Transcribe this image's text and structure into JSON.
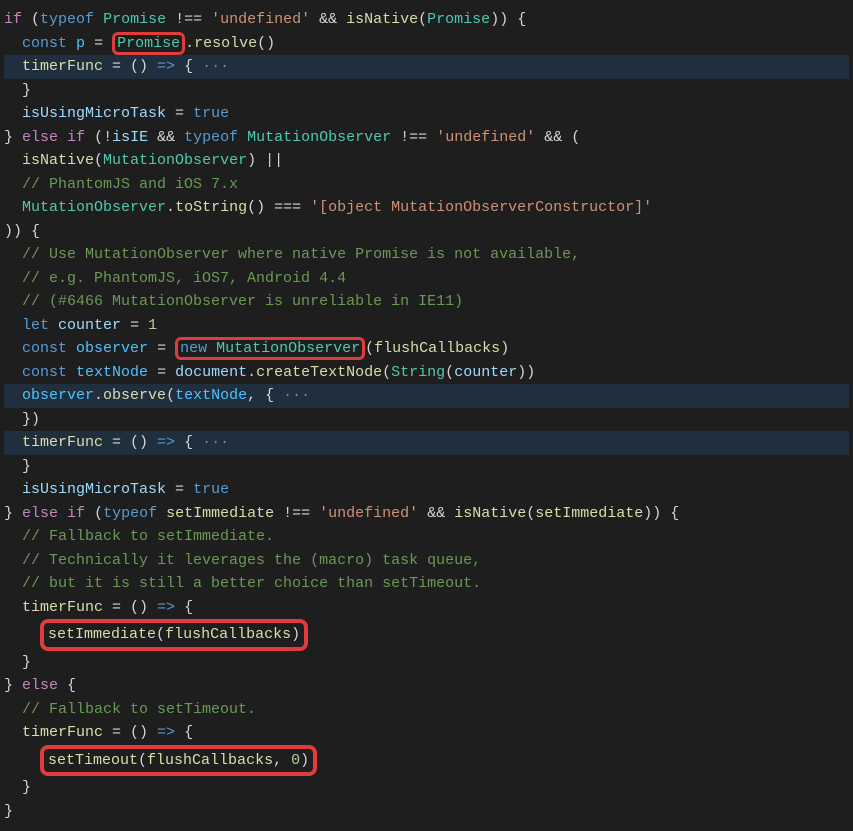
{
  "code": {
    "l01_if": "if",
    "l01_op": " (",
    "l01_typeof": "typeof",
    "l01_sp": " ",
    "l01_prom": "Promise",
    "l01_neq": " !== ",
    "l01_undef": "'undefined'",
    "l01_and": " && ",
    "l01_isnat": "isNative",
    "l01_op2": "(",
    "l01_prom2": "Promise",
    "l01_cp": ")) {",
    "l02_ind": "  ",
    "l02_const": "const",
    "l02_sp": " ",
    "l02_p": "p",
    "l02_eq": " = ",
    "l02_prom": "Promise",
    "l02_dot": ".",
    "l02_resolve": "resolve",
    "l02_call": "()",
    "l03_ind": "  ",
    "l03_tf": "timerFunc",
    "l03_eq": " = () ",
    "l03_arrow": "=>",
    "l03_ob": " {",
    "l03_ell": " ···",
    "l04_ind": "  ",
    "l04_cb": "}",
    "l05_ind": "  ",
    "l05_var": "isUsingMicroTask",
    "l05_eq": " = ",
    "l05_true": "true",
    "l06_cb": "} ",
    "l06_else": "else",
    "l06_sp": " ",
    "l06_if": "if",
    "l06_op": " (!",
    "l06_isie": "isIE",
    "l06_and": " && ",
    "l06_typeof": "typeof",
    "l06_sp2": " ",
    "l06_mo": "MutationObserver",
    "l06_neq": " !== ",
    "l06_undef": "'undefined'",
    "l06_and2": " && (",
    "l07_ind": "  ",
    "l07_isnat": "isNative",
    "l07_op": "(",
    "l07_mo": "MutationObserver",
    "l07_cp": ") ||",
    "l08_ind": "  ",
    "l08_cmt": "// PhantomJS and iOS 7.x",
    "l09_ind": "  ",
    "l09_mo": "MutationObserver",
    "l09_dot": ".",
    "l09_ts": "toString",
    "l09_call": "() === ",
    "l09_str": "'[object MutationObserverConstructor]'",
    "l10_cp": ")) {",
    "l11_ind": "  ",
    "l11_cmt": "// Use MutationObserver where native Promise is not available,",
    "l12_ind": "  ",
    "l12_cmt": "// e.g. PhantomJS, iOS7, Android 4.4",
    "l13_ind": "  ",
    "l13_cmt": "// (#6466 MutationObserver is unreliable in IE11)",
    "l14_ind": "  ",
    "l14_let": "let",
    "l14_sp": " ",
    "l14_var": "counter",
    "l14_eq": " = ",
    "l14_num": "1",
    "l15_ind": "  ",
    "l15_const": "const",
    "l15_sp": " ",
    "l15_var": "observer",
    "l15_eq": " = ",
    "l15_new": "new",
    "l15_sp2": " ",
    "l15_mo": "MutationObserver",
    "l15_op": "(",
    "l15_fc": "flushCallbacks",
    "l15_cp": ")",
    "l16_ind": "  ",
    "l16_const": "const",
    "l16_sp": " ",
    "l16_var": "textNode",
    "l16_eq": " = ",
    "l16_doc": "document",
    "l16_dot": ".",
    "l16_ctn": "createTextNode",
    "l16_op": "(",
    "l16_str": "String",
    "l16_op2": "(",
    "l16_cnt": "counter",
    "l16_cp": "))",
    "l17_ind": "  ",
    "l17_obs": "observer",
    "l17_dot": ".",
    "l17_observe": "observe",
    "l17_op": "(",
    "l17_tn": "textNode",
    "l17_comma": ", {",
    "l17_ell": " ···",
    "l18_ind": "  ",
    "l18_cb": "})",
    "l19_ind": "  ",
    "l19_tf": "timerFunc",
    "l19_eq": " = () ",
    "l19_arrow": "=>",
    "l19_ob": " {",
    "l19_ell": " ···",
    "l20_ind": "  ",
    "l20_cb": "}",
    "l21_ind": "  ",
    "l21_var": "isUsingMicroTask",
    "l21_eq": " = ",
    "l21_true": "true",
    "l22_cb": "} ",
    "l22_else": "else",
    "l22_sp": " ",
    "l22_if": "if",
    "l22_op": " (",
    "l22_typeof": "typeof",
    "l22_sp2": " ",
    "l22_si": "setImmediate",
    "l22_neq": " !== ",
    "l22_undef": "'undefined'",
    "l22_and": " && ",
    "l22_isnat": "isNative",
    "l22_op2": "(",
    "l22_si2": "setImmediate",
    "l22_cp": ")) {",
    "l23_ind": "  ",
    "l23_cmt": "// Fallback to setImmediate.",
    "l24_ind": "  ",
    "l24_cmt": "// Technically it leverages the (macro) task queue,",
    "l25_ind": "  ",
    "l25_cmt": "// but it is still a better choice than setTimeout.",
    "l26_ind": "  ",
    "l26_tf": "timerFunc",
    "l26_eq": " = () ",
    "l26_arrow": "=>",
    "l26_ob": " {",
    "l27_ind": "    ",
    "l27_si": "setImmediate",
    "l27_op": "(",
    "l27_fc": "flushCallbacks",
    "l27_cp": ")",
    "l28_ind": "  ",
    "l28_cb": "}",
    "l29_cb": "} ",
    "l29_else": "else",
    "l29_ob": " {",
    "l30_ind": "  ",
    "l30_cmt": "// Fallback to setTimeout.",
    "l31_ind": "  ",
    "l31_tf": "timerFunc",
    "l31_eq": " = () ",
    "l31_arrow": "=>",
    "l31_ob": " {",
    "l32_ind": "    ",
    "l32_st": "setTimeout",
    "l32_op": "(",
    "l32_fc": "flushCallbacks",
    "l32_comma": ", ",
    "l32_zero": "0",
    "l32_cp": ")",
    "l33_ind": "  ",
    "l33_cb": "}",
    "l34_cb": "}"
  }
}
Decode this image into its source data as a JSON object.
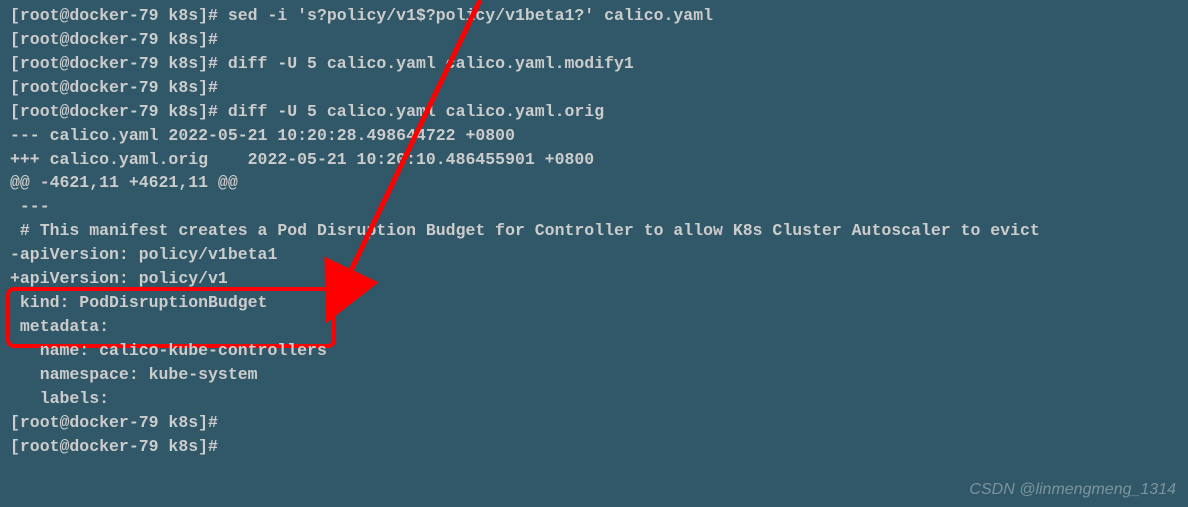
{
  "lines": [
    "[root@docker-79 k8s]# sed -i 's?policy/v1$?policy/v1beta1?' calico.yaml",
    "[root@docker-79 k8s]#",
    "[root@docker-79 k8s]# diff -U 5 calico.yaml calico.yaml.modify1",
    "[root@docker-79 k8s]#",
    "[root@docker-79 k8s]# diff -U 5 calico.yaml calico.yaml.orig",
    "--- calico.yaml 2022-05-21 10:20:28.498644722 +0800",
    "+++ calico.yaml.orig    2022-05-21 10:20:10.486455901 +0800",
    "@@ -4621,11 +4621,11 @@",
    "",
    " ---",
    "",
    " # This manifest creates a Pod Disruption Budget for Controller to allow K8s Cluster Autoscaler to evict",
    "",
    "-apiVersion: policy/v1beta1",
    "+apiVersion: policy/v1",
    " kind: PodDisruptionBudget",
    " metadata:",
    "   name: calico-kube-controllers",
    "   namespace: kube-system",
    "   labels:",
    "[root@docker-79 k8s]#",
    "[root@docker-79 k8s]#"
  ],
  "watermark": "CSDN @linmengmeng_1314"
}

-------

Leave the pictures out, and print every line of the listing exactly as written.

Exercise response
Transcribe this image's text and structure into JSON.
{
  "code": {
    "l01_if": "if",
    "l01_op": " (",
    "l01_typeof": "typeof",
    "l01_sp": " ",
    "l01_prom": "Promise",
    "l01_neq": " !== ",
    "l01_undef": "'undefined'",
    "l01_and": " && ",
    "l01_isnat": "isNative",
    "l01_op2": "(",
    "l01_prom2": "Promise",
    "l01_cp": ")) {",
    "l02_ind": "  ",
    "l02_const": "const",
    "l02_sp": " ",
    "l02_p": "p",
    "l02_eq": " = ",
    "l02_prom": "Promise",
    "l02_dot": ".",
    "l02_resolve": "resolve",
    "l02_call": "()",
    "l03_ind": "  ",
    "l03_tf": "timerFunc",
    "l03_eq": " = () ",
    "l03_arrow": "=>",
    "l03_ob": " {",
    "l03_ell": " ···",
    "l04_ind": "  ",
    "l04_cb": "}",
    "l05_ind": "  ",
    "l05_var": "isUsingMicroTask",
    "l05_eq": " = ",
    "l05_true": "true",
    "l06_cb": "} ",
    "l06_else": "else",
    "l06_sp": " ",
    "l06_if": "if",
    "l06_op": " (!",
    "l06_isie": "isIE",
    "l06_and": " && ",
    "l06_typeof": "typeof",
    "l06_sp2": " ",
    "l06_mo": "MutationObserver",
    "l06_neq": " !== ",
    "l06_undef": "'undefined'",
    "l06_and2": " && (",
    "l07_ind": "  ",
    "l07_isnat": "isNative",
    "l07_op": "(",
    "l07_mo": "MutationObserver",
    "l07_cp": ") ||",
    "l08_ind": "  ",
    "l08_cmt": "// PhantomJS and iOS 7.x",
    "l09_ind": "  ",
    "l09_mo": "MutationObserver",
    "l09_dot": ".",
    "l09_ts": "toString",
    "l09_call": "() === ",
    "l09_str": "'[object MutationObserverConstructor]'",
    "l10_cp": ")) {",
    "l11_ind": "  ",
    "l11_cmt": "// Use MutationObserver where native Promise is not available,",
    "l12_ind": "  ",
    "l12_cmt": "// e.g. PhantomJS, iOS7, Android 4.4",
    "l13_ind": "  ",
    "l13_cmt": "// (#6466 MutationObserver is unreliable in IE11)",
    "l14_ind": "  ",
    "l14_let": "let",
    "l14_sp": " ",
    "l14_var": "counter",
    "l14_eq": " = ",
    "l14_num": "1",
    "l15_ind": "  ",
    "l15_const": "const",
    "l15_sp": " ",
    "l15_var": "observer",
    "l15_eq": " = ",
    "l15_new": "new",
    "l15_sp2": " ",
    "l15_mo": "MutationObserver",
    "l15_op": "(",
    "l15_fc": "flushCallbacks",
    "l15_cp": ")",
    "l16_ind": "  ",
    "l16_const": "const",
    "l16_sp": " ",
    "l16_var": "textNode",
    "l16_eq": " = ",
    "l16_doc": "document",
    "l16_dot": ".",
    "l16_ctn": "createTextNode",
    "l16_op": "(",
    "l16_str": "String",
    "l16_op2": "(",
    "l16_cnt": "counter",
    "l16_cp": "))",
    "l17_ind": "  ",
    "l17_obs": "observer",
    "l17_dot": ".",
    "l17_observe": "observe",
    "l17_op": "(",
    "l17_tn": "textNode",
    "l17_comma": ", {",
    "l17_ell": " ···",
    "l18_ind": "  ",
    "l18_cb": "})",
    "l19_ind": "  ",
    "l19_tf": "timerFunc",
    "l19_eq": " = () ",
    "l19_arrow": "=>",
    "l19_ob": " {",
    "l19_ell": " ···",
    "l20_ind": "  ",
    "l20_cb": "}",
    "l21_ind": "  ",
    "l21_var": "isUsingMicroTask",
    "l21_eq": " = ",
    "l21_true": "true",
    "l22_cb": "} ",
    "l22_else": "else",
    "l22_sp": " ",
    "l22_if": "if",
    "l22_op": " (",
    "l22_typeof": "typeof",
    "l22_sp2": " ",
    "l22_si": "setImmediate",
    "l22_neq": " !== ",
    "l22_undef": "'undefined'",
    "l22_and": " && ",
    "l22_isnat": "isNative",
    "l22_op2": "(",
    "l22_si2": "setImmediate",
    "l22_cp": ")) {",
    "l23_ind": "  ",
    "l23_cmt": "// Fallback to setImmediate.",
    "l24_ind": "  ",
    "l24_cmt": "// Technically it leverages the (macro) task queue,",
    "l25_ind": "  ",
    "l25_cmt": "// but it is still a better choice than setTimeout.",
    "l26_ind": "  ",
    "l26_tf": "timerFunc",
    "l26_eq": " = () ",
    "l26_arrow": "=>",
    "l26_ob": " {",
    "l27_ind": "    ",
    "l27_si": "setImmediate",
    "l27_op": "(",
    "l27_fc": "flushCallbacks",
    "l27_cp": ")",
    "l28_ind": "  ",
    "l28_cb": "}",
    "l29_cb": "} ",
    "l29_else": "else",
    "l29_ob": " {",
    "l30_ind": "  ",
    "l30_cmt": "// Fallback to setTimeout.",
    "l31_ind": "  ",
    "l31_tf": "timerFunc",
    "l31_eq": " = () ",
    "l31_arrow": "=>",
    "l31_ob": " {",
    "l32_ind": "    ",
    "l32_st": "setTimeout",
    "l32_op": "(",
    "l32_fc": "flushCallbacks",
    "l32_comma": ", ",
    "l32_zero": "0",
    "l32_cp": ")",
    "l33_ind": "  ",
    "l33_cb": "}",
    "l34_cb": "}"
  }
}
Decode this image into its source data as a JSON object.
{
  "lines": [
    "[root@docker-79 k8s]# sed -i 's?policy/v1$?policy/v1beta1?' calico.yaml",
    "[root@docker-79 k8s]#",
    "[root@docker-79 k8s]# diff -U 5 calico.yaml calico.yaml.modify1",
    "[root@docker-79 k8s]#",
    "[root@docker-79 k8s]# diff -U 5 calico.yaml calico.yaml.orig",
    "--- calico.yaml 2022-05-21 10:20:28.498644722 +0800",
    "+++ calico.yaml.orig    2022-05-21 10:20:10.486455901 +0800",
    "@@ -4621,11 +4621,11 @@",
    "",
    " ---",
    "",
    " # This manifest creates a Pod Disruption Budget for Controller to allow K8s Cluster Autoscaler to evict",
    "",
    "-apiVersion: policy/v1beta1",
    "+apiVersion: policy/v1",
    " kind: PodDisruptionBudget",
    " metadata:",
    "   name: calico-kube-controllers",
    "   namespace: kube-system",
    "   labels:",
    "[root@docker-79 k8s]#",
    "[root@docker-79 k8s]#"
  ],
  "watermark": "CSDN @linmengmeng_1314"
}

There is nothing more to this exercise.